-- Begin PROVIDED ENTRIES --

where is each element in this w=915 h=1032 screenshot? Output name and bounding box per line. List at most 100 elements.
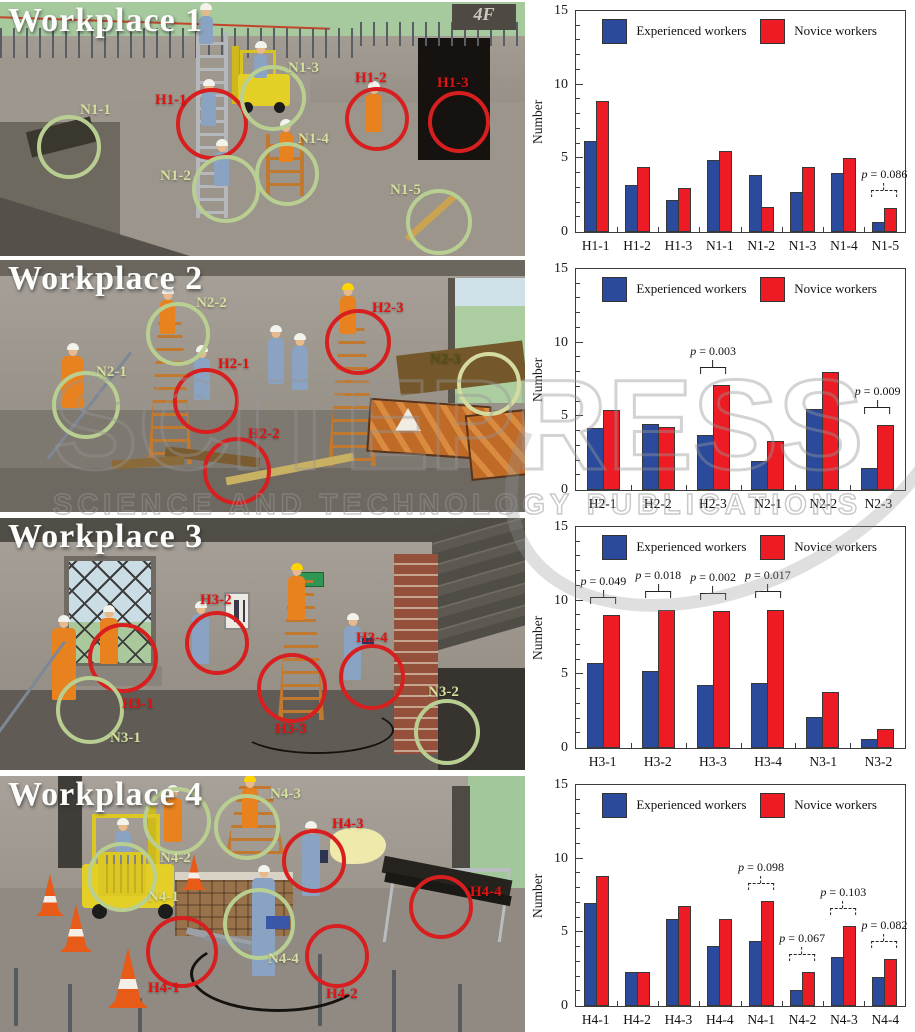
hazard-circle-H4-3 [282, 829, 346, 893]
y-minor-tick [576, 282, 580, 284]
y-major-tick [576, 931, 583, 933]
bar-group-N1-2 [741, 11, 782, 232]
y-axis-title: Number [530, 615, 545, 660]
bar-experienced-N2-1 [751, 460, 769, 490]
x-boundary-tick [850, 743, 852, 748]
p-annotation-stem [767, 584, 769, 592]
y-minor-tick [576, 688, 580, 690]
plot-area: Number 0 5 10 15 Experienced workers Novice w… [530, 3, 907, 239]
x-boundary-tick [630, 485, 632, 490]
annotation-label-N4-2: N4-2 [160, 850, 191, 866]
novice-circle-N3-1 [56, 676, 124, 744]
x-category-label-N1-4: N1-4 [830, 238, 858, 253]
bar-group-H1-3 [658, 11, 699, 232]
bar-experienced-H3-3 [696, 684, 714, 748]
annotation-label-N1-1: N1-1 [80, 102, 111, 118]
annotation-label-N1-5: N1-5 [390, 182, 421, 198]
p-value-text: p = 0.049 [580, 574, 627, 589]
novice-circle-N2-3 [457, 352, 521, 416]
p-value-text: p = 0.098 [738, 860, 784, 875]
p-value-annotation-H3-4: p = 0.017 [745, 568, 791, 599]
x-category-label-N2-2: N2-2 [809, 496, 838, 511]
y-tick-label: 5 [561, 666, 568, 682]
bar-experienced-N3-1 [806, 717, 824, 748]
bar-group-N1-4 [823, 11, 864, 232]
x-category-label-H3-1: H3-1 [588, 754, 617, 769]
annotation-layer: N1-1 H1-1 N1-2 N1-3 N1-4 H1-2 H1-3 N1-5 [0, 2, 525, 256]
p-annotation-stem [657, 584, 659, 592]
y-minor-tick [576, 356, 580, 358]
bar-novice-N4-2 [801, 972, 815, 1006]
x-category-label-H4-2: H4-2 [623, 1012, 651, 1027]
hazard-circle-H2-2 [203, 437, 271, 505]
x-boundary-tick [795, 743, 797, 748]
annotation-label-N1-4: N1-4 [298, 131, 329, 147]
x-category-label-N1-3: N1-3 [788, 238, 817, 253]
y-tick-label: 15 [554, 519, 568, 534]
x-axis-labels: H4-1 H4-2 H4-3 H4-4 N4-1 N4-2 N4-3 N4-4 [575, 1012, 906, 1028]
y-tick-label: 10 [554, 592, 568, 608]
p-value-annotation-N4-2: p = 0.067 [779, 931, 825, 962]
x-axis-labels: H3-1 H3-2 H3-3 H3-4 N3-1 N3-2 [575, 754, 906, 770]
bar-novice-N3-1 [822, 692, 840, 748]
bar-novice-N2-3 [877, 425, 895, 490]
bar-novice-N1-5 [883, 208, 897, 232]
bar-experienced-H3-1 [586, 662, 604, 748]
chart-workplace-1: Number 0 5 10 15 Experienced workers Novice w… [525, 0, 915, 258]
bar-experienced-N2-2 [806, 408, 824, 490]
hazard-circle-H3-4 [339, 644, 405, 710]
ceiling [0, 260, 525, 276]
legend-label: Experienced workers [636, 281, 747, 296]
bar-group-N4-2 [782, 785, 823, 1006]
bar-group-H4-4 [699, 785, 740, 1006]
hazard-circle-H2-3 [325, 309, 391, 375]
rebar-post [392, 970, 396, 1032]
hazard-circle-H1-2 [345, 87, 409, 151]
bar-novice-H1-3 [678, 187, 692, 232]
legend-label: Experienced workers [636, 797, 747, 812]
annotation-label-H3-3: H3-3 [275, 721, 307, 737]
bar-group-N2-2 [795, 269, 850, 490]
novice-circle-N2-1 [52, 371, 120, 439]
x-category-label-H2-2: H2-2 [643, 496, 672, 511]
x-category-label-N4-2: N4-2 [788, 1012, 817, 1027]
bar-group-N4-4 [864, 785, 905, 1006]
bar-group-N3-1 [795, 527, 850, 748]
workplace-3-image: Workplace 3 H3-1 N3-1 H3-2 H3-3 H3-4 N3-2 [0, 518, 525, 770]
y-minor-tick [576, 326, 580, 328]
bar-groups [576, 269, 905, 490]
y-minor-tick [576, 297, 580, 299]
bar-group-H4-3 [658, 785, 699, 1006]
p-annotation-bracket [748, 883, 775, 891]
legend-experienced: Experienced workers [602, 791, 746, 819]
bar-novice-H4-1 [596, 876, 610, 1006]
legend-label: Novice workers [794, 797, 877, 812]
power-cable [240, 706, 394, 754]
bar-novice-H3-4 [767, 609, 785, 748]
y-minor-tick [576, 629, 580, 631]
y-minor-tick [576, 459, 580, 461]
p-value-text: p = 0.003 [690, 344, 736, 359]
annotation-label-H4-4: H4-4 [470, 884, 502, 900]
p-annotation-bracket [700, 592, 727, 600]
legend-swatch [760, 18, 786, 44]
bar-novice-N1-2 [760, 206, 774, 232]
y-minor-tick [576, 312, 580, 314]
p-value-text: p = 0.103 [820, 885, 867, 900]
y-minor-tick [576, 887, 580, 889]
plot-area: Number 0 5 10 15 Experienced workers Novice w… [530, 777, 908, 1013]
workplace-title: Workplace 2 [8, 260, 204, 297]
bar-novice-H3-1 [602, 615, 620, 748]
y-major-tick [576, 599, 583, 601]
p-annotation-bracket [700, 367, 727, 375]
p-value-text: p = 0.082 [861, 917, 908, 932]
bar-novice-N2-1 [767, 441, 785, 490]
legend-swatch [602, 276, 628, 302]
dark-pillar [58, 776, 82, 868]
workplace-2-image: Workplace 2 N2-1 N2-2 H2-1 H2-2 H2-3 N2-3 [0, 260, 525, 512]
bar-group-N1-1 [699, 11, 740, 232]
annotation-label-H4-2: H4-2 [326, 986, 358, 1002]
y-minor-tick [576, 813, 580, 815]
y-minor-tick [576, 798, 580, 800]
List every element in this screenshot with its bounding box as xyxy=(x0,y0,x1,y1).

-- End PROVIDED ENTRIES --

EXERCISE REQUIREMENTS - Reproduce all of the lines above verbatim, leaving out the pictures.

SOLUTION -
where is each element in this w=915 h=1032 screenshot? Output name and bounding box per line. List at most 100 elements.
hazard-circle-H4-3 [282, 829, 346, 893]
y-minor-tick [576, 282, 580, 284]
y-major-tick [576, 931, 583, 933]
bar-group-N1-2 [741, 11, 782, 232]
y-axis-title: Number [530, 615, 545, 660]
bar-experienced-N2-1 [751, 460, 769, 490]
x-boundary-tick [850, 743, 852, 748]
p-annotation-stem [767, 584, 769, 592]
y-minor-tick [576, 688, 580, 690]
plot-area: Number 0 5 10 15 Experienced workers Novice w… [530, 3, 907, 239]
x-boundary-tick [630, 485, 632, 490]
annotation-label-N4-2: N4-2 [160, 850, 191, 866]
novice-circle-N3-1 [56, 676, 124, 744]
x-category-label-N1-4: N1-4 [830, 238, 858, 253]
bar-group-H1-3 [658, 11, 699, 232]
bar-experienced-H3-3 [696, 684, 714, 748]
annotation-label-N1-1: N1-1 [80, 102, 111, 118]
annotation-label-N1-5: N1-5 [390, 182, 421, 198]
p-value-text: p = 0.049 [580, 574, 627, 589]
novice-circle-N2-3 [457, 352, 521, 416]
p-value-text: p = 0.098 [738, 860, 784, 875]
p-value-annotation-H3-4: p = 0.017 [745, 568, 791, 599]
x-category-label-N2-2: N2-2 [809, 496, 838, 511]
y-tick-label: 5 [561, 666, 568, 682]
bar-experienced-N3-1 [806, 717, 824, 748]
bar-group-N1-4 [823, 11, 864, 232]
x-category-label-H3-1: H3-1 [588, 754, 617, 769]
annotation-layer: N1-1 H1-1 N1-2 N1-3 N1-4 H1-2 H1-3 N1-5 [0, 2, 525, 256]
p-annotation-stem [657, 584, 659, 592]
y-minor-tick [576, 356, 580, 358]
bar-novice-N4-2 [801, 972, 815, 1006]
x-category-label-H4-2: H4-2 [623, 1012, 651, 1027]
hazard-circle-H2-2 [203, 437, 271, 505]
x-boundary-tick [795, 743, 797, 748]
annotation-label-N1-4: N1-4 [298, 131, 329, 147]
x-category-label-N1-3: N1-3 [788, 238, 817, 253]
y-tick-label: 15 [554, 519, 568, 534]
x-axis-labels: H4-1 H4-2 H4-3 H4-4 N4-1 N4-2 N4-3 N4-4 [575, 1012, 906, 1028]
y-tick-label: 10 [554, 592, 568, 608]
p-value-annotation-N4-2: p = 0.067 [779, 931, 825, 962]
x-axis-labels: H3-1 H3-2 H3-3 H3-4 N3-1 N3-2 [575, 754, 906, 770]
bar-novice-N3-1 [822, 692, 840, 748]
bar-novice-N2-3 [877, 425, 895, 490]
bar-novice-N1-5 [883, 208, 897, 232]
bar-experienced-H3-1 [586, 662, 604, 748]
chart-workplace-1: Number 0 5 10 15 Experienced workers Novice w… [525, 0, 915, 258]
bar-experienced-N2-2 [806, 408, 824, 490]
hazard-circle-H3-4 [339, 644, 405, 710]
ceiling [0, 260, 525, 276]
legend-label: Experienced workers [636, 281, 747, 296]
bar-group-N4-2 [782, 785, 823, 1006]
bar-group-H4-4 [699, 785, 740, 1006]
hazard-circle-H2-3 [325, 309, 391, 375]
rebar-post [392, 970, 396, 1032]
hazard-circle-H1-2 [345, 87, 409, 151]
bar-novice-H1-3 [678, 187, 692, 232]
legend-label: Experienced workers [636, 797, 747, 812]
annotation-label-H3-3: H3-3 [275, 721, 307, 737]
bar-group-N2-2 [795, 269, 850, 490]
novice-circle-N2-1 [52, 371, 120, 439]
x-category-label-H2-2: H2-2 [643, 496, 672, 511]
x-category-label-N4-2: N4-2 [788, 1012, 817, 1027]
bar-group-N4-4 [864, 785, 905, 1006]
bar-group-N3-1 [795, 527, 850, 748]
workplace-3-image: Workplace 3 H3-1 N3-1 H3-2 H3-3 H3-4 N3-2 [0, 518, 525, 770]
y-minor-tick [576, 326, 580, 328]
bar-groups [576, 269, 905, 490]
y-minor-tick [576, 297, 580, 299]
bar-group-H4-3 [658, 785, 699, 1006]
p-annotation-bracket [748, 883, 775, 891]
legend-experienced: Experienced workers [602, 791, 746, 819]
bar-novice-H4-1 [596, 876, 610, 1006]
legend-label: Novice workers [794, 797, 877, 812]
power-cable [240, 706, 394, 754]
bar-novice-H3-4 [767, 609, 785, 748]
y-minor-tick [576, 629, 580, 631]
y-minor-tick [576, 459, 580, 461]
p-value-text: p = 0.003 [690, 344, 736, 359]
annotation-label-H4-4: H4-4 [470, 884, 502, 900]
p-annotation-bracket [700, 592, 727, 600]
legend-swatch [760, 18, 786, 44]
bar-novice-N1-2 [760, 206, 774, 232]
y-minor-tick [576, 312, 580, 314]
p-value-text: p = 0.103 [820, 885, 867, 900]
y-minor-tick [576, 887, 580, 889]
plot-area: Number 0 5 10 15 Experienced workers Novice w… [530, 777, 908, 1013]
workplace-title: Workplace 2 [8, 260, 204, 297]
bar-novice-H3-1 [602, 615, 620, 748]
y-major-tick [576, 599, 583, 601]
p-annotation-bracket [700, 367, 727, 375]
p-value-text: p = 0.082 [861, 917, 908, 932]
bar-novice-N2-1 [767, 441, 785, 490]
legend-swatch [602, 276, 628, 302]
dark-pillar [58, 776, 82, 868]
workplace-2-image: Workplace 2 N2-1 N2-2 H2-1 H2-2 H2-3 N2-3 [0, 260, 525, 512]
bar-group-N1-1 [699, 11, 740, 232]
annotation-label-H4-2: H4-2 [326, 986, 358, 1002]
y-minor-tick [576, 813, 580, 815]
y-minor-tick [576, 798, 580, 800]
List every element in this screenshot with its bounding box as xyxy=(x0,y0,x1,y1).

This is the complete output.